**Task:** Omit the pictures, then write out every entry exactly as it reads.

┏━━

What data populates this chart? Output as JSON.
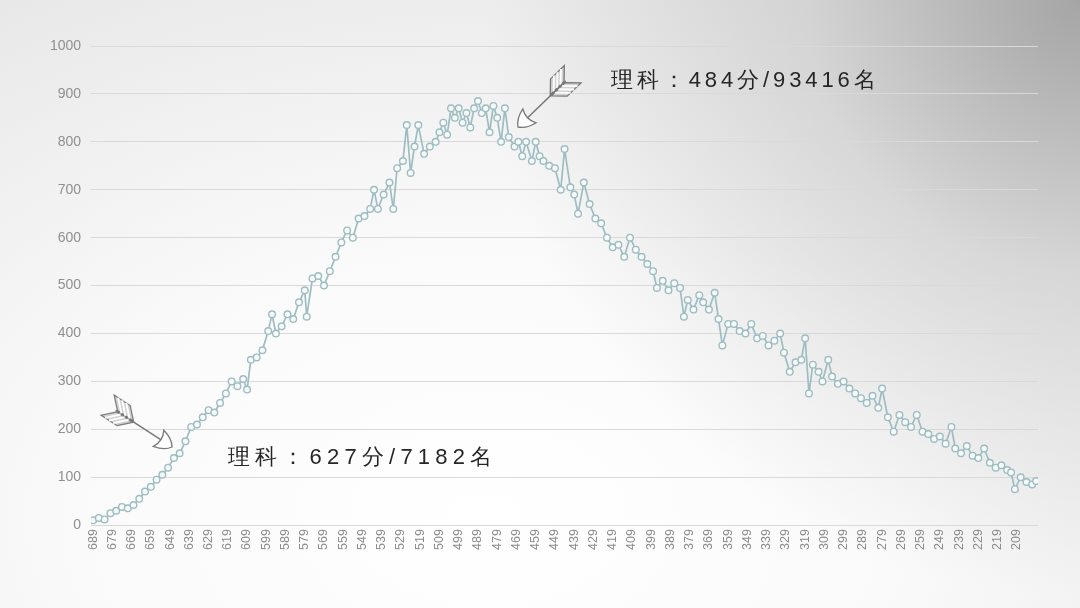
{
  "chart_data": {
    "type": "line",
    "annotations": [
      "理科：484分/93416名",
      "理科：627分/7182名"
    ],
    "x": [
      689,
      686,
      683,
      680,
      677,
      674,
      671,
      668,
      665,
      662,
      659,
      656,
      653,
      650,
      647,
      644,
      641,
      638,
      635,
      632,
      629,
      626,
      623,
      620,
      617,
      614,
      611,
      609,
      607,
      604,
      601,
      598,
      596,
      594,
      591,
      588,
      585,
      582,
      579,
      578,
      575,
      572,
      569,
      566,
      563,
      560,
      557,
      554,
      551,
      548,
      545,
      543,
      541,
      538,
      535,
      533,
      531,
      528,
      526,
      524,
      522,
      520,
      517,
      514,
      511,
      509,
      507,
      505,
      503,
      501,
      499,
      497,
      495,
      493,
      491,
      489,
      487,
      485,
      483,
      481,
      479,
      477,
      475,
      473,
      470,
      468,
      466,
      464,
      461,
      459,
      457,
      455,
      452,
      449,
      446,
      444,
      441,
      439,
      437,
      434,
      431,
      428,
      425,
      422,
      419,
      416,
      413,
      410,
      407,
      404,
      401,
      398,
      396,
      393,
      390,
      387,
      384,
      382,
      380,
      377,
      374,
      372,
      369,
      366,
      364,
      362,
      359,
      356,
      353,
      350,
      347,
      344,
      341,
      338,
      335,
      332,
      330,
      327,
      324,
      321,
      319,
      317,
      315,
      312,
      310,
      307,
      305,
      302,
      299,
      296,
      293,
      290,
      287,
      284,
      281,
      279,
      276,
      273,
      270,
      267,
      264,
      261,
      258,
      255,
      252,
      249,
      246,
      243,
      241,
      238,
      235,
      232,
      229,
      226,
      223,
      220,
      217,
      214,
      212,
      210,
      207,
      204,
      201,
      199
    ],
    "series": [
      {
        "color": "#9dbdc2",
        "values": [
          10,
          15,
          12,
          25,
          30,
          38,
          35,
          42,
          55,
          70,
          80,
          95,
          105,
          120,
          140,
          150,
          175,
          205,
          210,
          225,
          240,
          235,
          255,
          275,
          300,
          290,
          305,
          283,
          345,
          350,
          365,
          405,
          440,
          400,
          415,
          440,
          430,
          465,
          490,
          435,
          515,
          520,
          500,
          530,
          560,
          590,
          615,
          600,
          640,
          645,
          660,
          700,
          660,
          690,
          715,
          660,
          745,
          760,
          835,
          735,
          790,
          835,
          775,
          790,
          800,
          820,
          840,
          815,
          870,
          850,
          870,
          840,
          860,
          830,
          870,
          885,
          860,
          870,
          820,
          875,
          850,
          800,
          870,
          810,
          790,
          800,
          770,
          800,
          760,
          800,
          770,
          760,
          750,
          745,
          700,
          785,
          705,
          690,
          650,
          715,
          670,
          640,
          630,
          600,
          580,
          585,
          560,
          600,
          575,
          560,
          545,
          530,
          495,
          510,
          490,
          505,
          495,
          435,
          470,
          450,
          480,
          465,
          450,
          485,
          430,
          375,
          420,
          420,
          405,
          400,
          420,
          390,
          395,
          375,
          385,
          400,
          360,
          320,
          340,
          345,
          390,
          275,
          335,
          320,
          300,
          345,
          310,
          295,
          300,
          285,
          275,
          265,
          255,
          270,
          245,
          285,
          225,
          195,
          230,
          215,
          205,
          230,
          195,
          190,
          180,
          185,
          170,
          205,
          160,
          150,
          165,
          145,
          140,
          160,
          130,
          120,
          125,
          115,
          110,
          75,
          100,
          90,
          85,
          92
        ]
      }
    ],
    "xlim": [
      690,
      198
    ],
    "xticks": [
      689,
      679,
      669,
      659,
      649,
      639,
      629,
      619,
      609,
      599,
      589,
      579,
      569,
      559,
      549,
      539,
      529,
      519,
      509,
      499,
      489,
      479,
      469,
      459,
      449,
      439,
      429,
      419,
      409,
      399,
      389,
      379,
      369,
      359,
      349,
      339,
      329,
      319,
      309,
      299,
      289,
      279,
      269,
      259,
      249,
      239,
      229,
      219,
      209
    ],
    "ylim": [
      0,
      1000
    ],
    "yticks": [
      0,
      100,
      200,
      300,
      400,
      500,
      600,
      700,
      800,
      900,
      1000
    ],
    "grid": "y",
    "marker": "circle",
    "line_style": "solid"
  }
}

┗━━

**Result:**
What data populates this chart? Output as JSON.
{
  "chart_data": {
    "type": "line",
    "annotations": [
      "理科：484分/93416名",
      "理科：627分/7182名"
    ],
    "x": [
      689,
      686,
      683,
      680,
      677,
      674,
      671,
      668,
      665,
      662,
      659,
      656,
      653,
      650,
      647,
      644,
      641,
      638,
      635,
      632,
      629,
      626,
      623,
      620,
      617,
      614,
      611,
      609,
      607,
      604,
      601,
      598,
      596,
      594,
      591,
      588,
      585,
      582,
      579,
      578,
      575,
      572,
      569,
      566,
      563,
      560,
      557,
      554,
      551,
      548,
      545,
      543,
      541,
      538,
      535,
      533,
      531,
      528,
      526,
      524,
      522,
      520,
      517,
      514,
      511,
      509,
      507,
      505,
      503,
      501,
      499,
      497,
      495,
      493,
      491,
      489,
      487,
      485,
      483,
      481,
      479,
      477,
      475,
      473,
      470,
      468,
      466,
      464,
      461,
      459,
      457,
      455,
      452,
      449,
      446,
      444,
      441,
      439,
      437,
      434,
      431,
      428,
      425,
      422,
      419,
      416,
      413,
      410,
      407,
      404,
      401,
      398,
      396,
      393,
      390,
      387,
      384,
      382,
      380,
      377,
      374,
      372,
      369,
      366,
      364,
      362,
      359,
      356,
      353,
      350,
      347,
      344,
      341,
      338,
      335,
      332,
      330,
      327,
      324,
      321,
      319,
      317,
      315,
      312,
      310,
      307,
      305,
      302,
      299,
      296,
      293,
      290,
      287,
      284,
      281,
      279,
      276,
      273,
      270,
      267,
      264,
      261,
      258,
      255,
      252,
      249,
      246,
      243,
      241,
      238,
      235,
      232,
      229,
      226,
      223,
      220,
      217,
      214,
      212,
      210,
      207,
      204,
      201,
      199
    ],
    "series": [
      {
        "color": "#9dbdc2",
        "values": [
          10,
          15,
          12,
          25,
          30,
          38,
          35,
          42,
          55,
          70,
          80,
          95,
          105,
          120,
          140,
          150,
          175,
          205,
          210,
          225,
          240,
          235,
          255,
          275,
          300,
          290,
          305,
          283,
          345,
          350,
          365,
          405,
          440,
          400,
          415,
          440,
          430,
          465,
          490,
          435,
          515,
          520,
          500,
          530,
          560,
          590,
          615,
          600,
          640,
          645,
          660,
          700,
          660,
          690,
          715,
          660,
          745,
          760,
          835,
          735,
          790,
          835,
          775,
          790,
          800,
          820,
          840,
          815,
          870,
          850,
          870,
          840,
          860,
          830,
          870,
          885,
          860,
          870,
          820,
          875,
          850,
          800,
          870,
          810,
          790,
          800,
          770,
          800,
          760,
          800,
          770,
          760,
          750,
          745,
          700,
          785,
          705,
          690,
          650,
          715,
          670,
          640,
          630,
          600,
          580,
          585,
          560,
          600,
          575,
          560,
          545,
          530,
          495,
          510,
          490,
          505,
          495,
          435,
          470,
          450,
          480,
          465,
          450,
          485,
          430,
          375,
          420,
          420,
          405,
          400,
          420,
          390,
          395,
          375,
          385,
          400,
          360,
          320,
          340,
          345,
          390,
          275,
          335,
          320,
          300,
          345,
          310,
          295,
          300,
          285,
          275,
          265,
          255,
          270,
          245,
          285,
          225,
          195,
          230,
          215,
          205,
          230,
          195,
          190,
          180,
          185,
          170,
          205,
          160,
          150,
          165,
          145,
          140,
          160,
          130,
          120,
          125,
          115,
          110,
          75,
          100,
          90,
          85,
          92
        ]
      }
    ],
    "xlim": [
      690,
      198
    ],
    "xticks": [
      689,
      679,
      669,
      659,
      649,
      639,
      629,
      619,
      609,
      599,
      589,
      579,
      569,
      559,
      549,
      539,
      529,
      519,
      509,
      499,
      489,
      479,
      469,
      459,
      449,
      439,
      429,
      419,
      409,
      399,
      389,
      379,
      369,
      359,
      349,
      339,
      329,
      319,
      309,
      299,
      289,
      279,
      269,
      259,
      249,
      239,
      229,
      219,
      209
    ],
    "ylim": [
      0,
      1000
    ],
    "yticks": [
      0,
      100,
      200,
      300,
      400,
      500,
      600,
      700,
      800,
      900,
      1000
    ],
    "grid": "y",
    "marker": "circle",
    "line_style": "solid"
  }
}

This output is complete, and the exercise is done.